→ STATED GOAL A
From the passage on silver exchange-traded funds, extract the portion that begins at the words "ETFs Increase Precious" and stops after the words "as stocks fell.", copying it verbatim.

→ GIVEN PASSAGE

■ ■ ■ ■

Despite the various reasons silver investors should not buy exchange-traded funds and instead opt for physical metals, there are also many reasons why investors should love them.
ETFs Increase Precious Awareness
Before silver and gold were spotlighted for their extreme gains, only a small percentage of investors even had proper allocations of physical metals in their portfolios.  In what was a huge oversight for the average investor, silver and gold began their run upwards in price as stocks fell. 
Several years after the rise in metals pricing jumpstarted, exchange-traded fund sponsors begin to release slews of funds that were designed to track the changes in the price of precious metals.  Today, ordinary investors can’t open the Wall Street Journal or turn on the news without hearing about precious metals investing and popular ETF choices.  If you’re looking into investing in silver today, you most likely first heard about them via the popular derivative products on Wall Street.

■ ■ ■ ■

→ MATERIAL PROVIDED
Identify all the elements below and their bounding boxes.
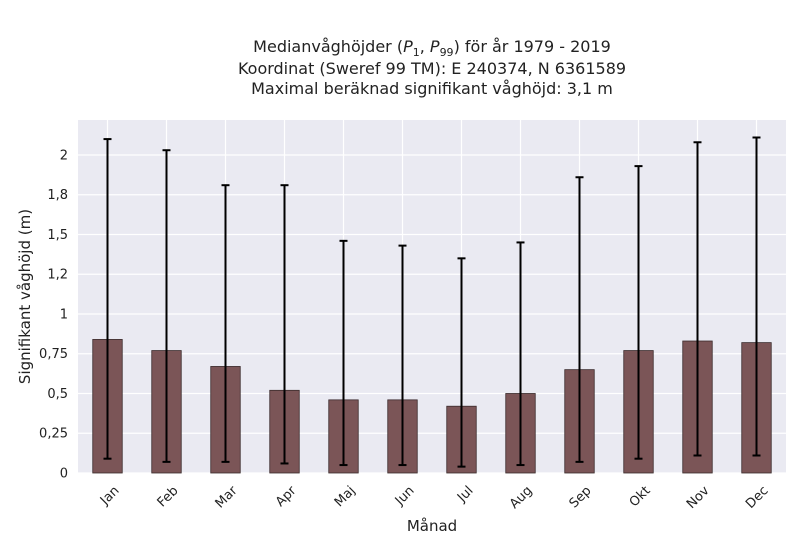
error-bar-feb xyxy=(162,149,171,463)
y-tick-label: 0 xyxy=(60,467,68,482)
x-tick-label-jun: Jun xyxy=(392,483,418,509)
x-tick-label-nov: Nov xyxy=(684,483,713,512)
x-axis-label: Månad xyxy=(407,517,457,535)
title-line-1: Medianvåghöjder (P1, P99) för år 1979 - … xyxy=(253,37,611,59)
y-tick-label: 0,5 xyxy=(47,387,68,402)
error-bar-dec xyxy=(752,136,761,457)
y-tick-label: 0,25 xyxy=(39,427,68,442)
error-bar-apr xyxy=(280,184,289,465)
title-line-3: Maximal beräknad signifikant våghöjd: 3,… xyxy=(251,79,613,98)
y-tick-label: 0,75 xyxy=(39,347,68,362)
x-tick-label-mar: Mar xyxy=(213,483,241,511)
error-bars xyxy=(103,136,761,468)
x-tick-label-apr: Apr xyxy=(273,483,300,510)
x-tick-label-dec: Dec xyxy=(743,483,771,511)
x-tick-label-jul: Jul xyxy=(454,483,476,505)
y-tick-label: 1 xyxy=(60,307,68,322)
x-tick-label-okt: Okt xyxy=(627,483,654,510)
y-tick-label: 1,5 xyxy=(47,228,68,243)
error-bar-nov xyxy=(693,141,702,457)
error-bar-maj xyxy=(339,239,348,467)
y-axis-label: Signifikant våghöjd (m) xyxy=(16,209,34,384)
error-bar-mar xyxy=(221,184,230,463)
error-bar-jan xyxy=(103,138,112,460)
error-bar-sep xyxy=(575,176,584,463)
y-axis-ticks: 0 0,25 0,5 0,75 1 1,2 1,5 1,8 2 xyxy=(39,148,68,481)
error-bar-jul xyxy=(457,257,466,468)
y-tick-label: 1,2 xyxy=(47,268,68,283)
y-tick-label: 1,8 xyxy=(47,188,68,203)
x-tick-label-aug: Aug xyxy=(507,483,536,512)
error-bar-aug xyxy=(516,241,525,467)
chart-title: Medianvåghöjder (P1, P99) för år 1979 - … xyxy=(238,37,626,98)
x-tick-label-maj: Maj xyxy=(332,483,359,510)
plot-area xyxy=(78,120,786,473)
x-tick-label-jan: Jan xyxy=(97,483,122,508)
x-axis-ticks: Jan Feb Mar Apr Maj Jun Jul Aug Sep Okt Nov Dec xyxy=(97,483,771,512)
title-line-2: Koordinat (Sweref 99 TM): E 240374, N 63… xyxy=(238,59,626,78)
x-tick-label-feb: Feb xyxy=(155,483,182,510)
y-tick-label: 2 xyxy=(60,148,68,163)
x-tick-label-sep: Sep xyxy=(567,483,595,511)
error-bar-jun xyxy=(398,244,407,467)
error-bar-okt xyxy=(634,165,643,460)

■ ■ ■ ■

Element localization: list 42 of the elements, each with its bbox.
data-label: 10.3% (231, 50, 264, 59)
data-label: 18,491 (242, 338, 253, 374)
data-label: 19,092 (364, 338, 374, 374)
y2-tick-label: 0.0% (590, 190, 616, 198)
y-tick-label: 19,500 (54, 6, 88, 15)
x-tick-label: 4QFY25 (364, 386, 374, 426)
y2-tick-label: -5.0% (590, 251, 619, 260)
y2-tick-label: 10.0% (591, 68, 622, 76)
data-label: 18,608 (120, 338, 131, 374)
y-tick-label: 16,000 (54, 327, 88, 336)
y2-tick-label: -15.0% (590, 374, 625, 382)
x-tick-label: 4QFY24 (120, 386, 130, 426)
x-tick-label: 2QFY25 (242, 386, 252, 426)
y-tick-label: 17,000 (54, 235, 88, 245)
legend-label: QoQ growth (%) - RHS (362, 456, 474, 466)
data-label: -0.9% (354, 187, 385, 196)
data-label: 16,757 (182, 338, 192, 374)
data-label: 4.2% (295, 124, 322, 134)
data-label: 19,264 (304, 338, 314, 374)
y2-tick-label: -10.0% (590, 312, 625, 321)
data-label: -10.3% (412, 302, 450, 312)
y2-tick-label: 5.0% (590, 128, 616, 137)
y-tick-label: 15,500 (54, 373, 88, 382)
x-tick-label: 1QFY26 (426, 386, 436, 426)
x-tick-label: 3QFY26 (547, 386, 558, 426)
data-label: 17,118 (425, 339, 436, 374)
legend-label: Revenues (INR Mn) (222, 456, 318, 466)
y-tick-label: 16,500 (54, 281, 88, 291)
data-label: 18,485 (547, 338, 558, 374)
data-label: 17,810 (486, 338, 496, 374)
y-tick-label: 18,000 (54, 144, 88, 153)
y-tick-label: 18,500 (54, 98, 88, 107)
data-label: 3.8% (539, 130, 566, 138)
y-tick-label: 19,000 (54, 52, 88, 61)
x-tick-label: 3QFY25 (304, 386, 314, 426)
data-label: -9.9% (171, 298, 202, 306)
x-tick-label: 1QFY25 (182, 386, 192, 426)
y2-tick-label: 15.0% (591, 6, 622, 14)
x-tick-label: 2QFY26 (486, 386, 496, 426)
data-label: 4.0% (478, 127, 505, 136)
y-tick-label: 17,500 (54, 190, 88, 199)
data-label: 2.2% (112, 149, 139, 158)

■ ■ ■ ■

→ STATED GOAL B
Put the lines of the records that begin at the line containing "Element localization: list" and stop after the line containing "data-label: 16,757 (182, 338, 192, 374)" into a numbered list, leaving out any blank lines.

→ WORKED SOLUTION A
ETFs Increase Precious Awareness
Before silver and gold were spotlighted for their extreme gains, only a small percentage of investors even had proper allocations of physical metals in their portfolios.  In what was a huge oversight for the average investor, silver and gold began their run upwards in price as stocks fell.

→ WORKED SOLUTION B
1. Element localization: list 42 of the elements, each with its bbox.
2. data-label: 10.3% (231, 50, 264, 59)
3. data-label: 18,491 (242, 338, 253, 374)
4. data-label: 19,092 (364, 338, 374, 374)
5. y2-tick-label: 0.0% (590, 190, 616, 198)
6. y-tick-label: 19,500 (54, 6, 88, 15)
7. x-tick-label: 4QFY25 (364, 386, 374, 426)
8. y2-tick-label: -5.0% (590, 251, 619, 260)
9. y2-tick-label: 10.0% (591, 68, 622, 76)
10. data-label: 18,608 (120, 338, 131, 374)
11. y-tick-label: 16,000 (54, 327, 88, 336)
12. y2-tick-label: -15.0% (590, 374, 625, 382)
13. x-tick-label: 4QFY24 (120, 386, 130, 426)
14. x-tick-label: 2QFY25 (242, 386, 252, 426)
15. y-tick-label: 17,000 (54, 235, 88, 245)
16. legend-label: QoQ growth (%) - RHS (362, 456, 474, 466)
17. data-label: -0.9% (354, 187, 385, 196)
18. data-label: 16,757 (182, 338, 192, 374)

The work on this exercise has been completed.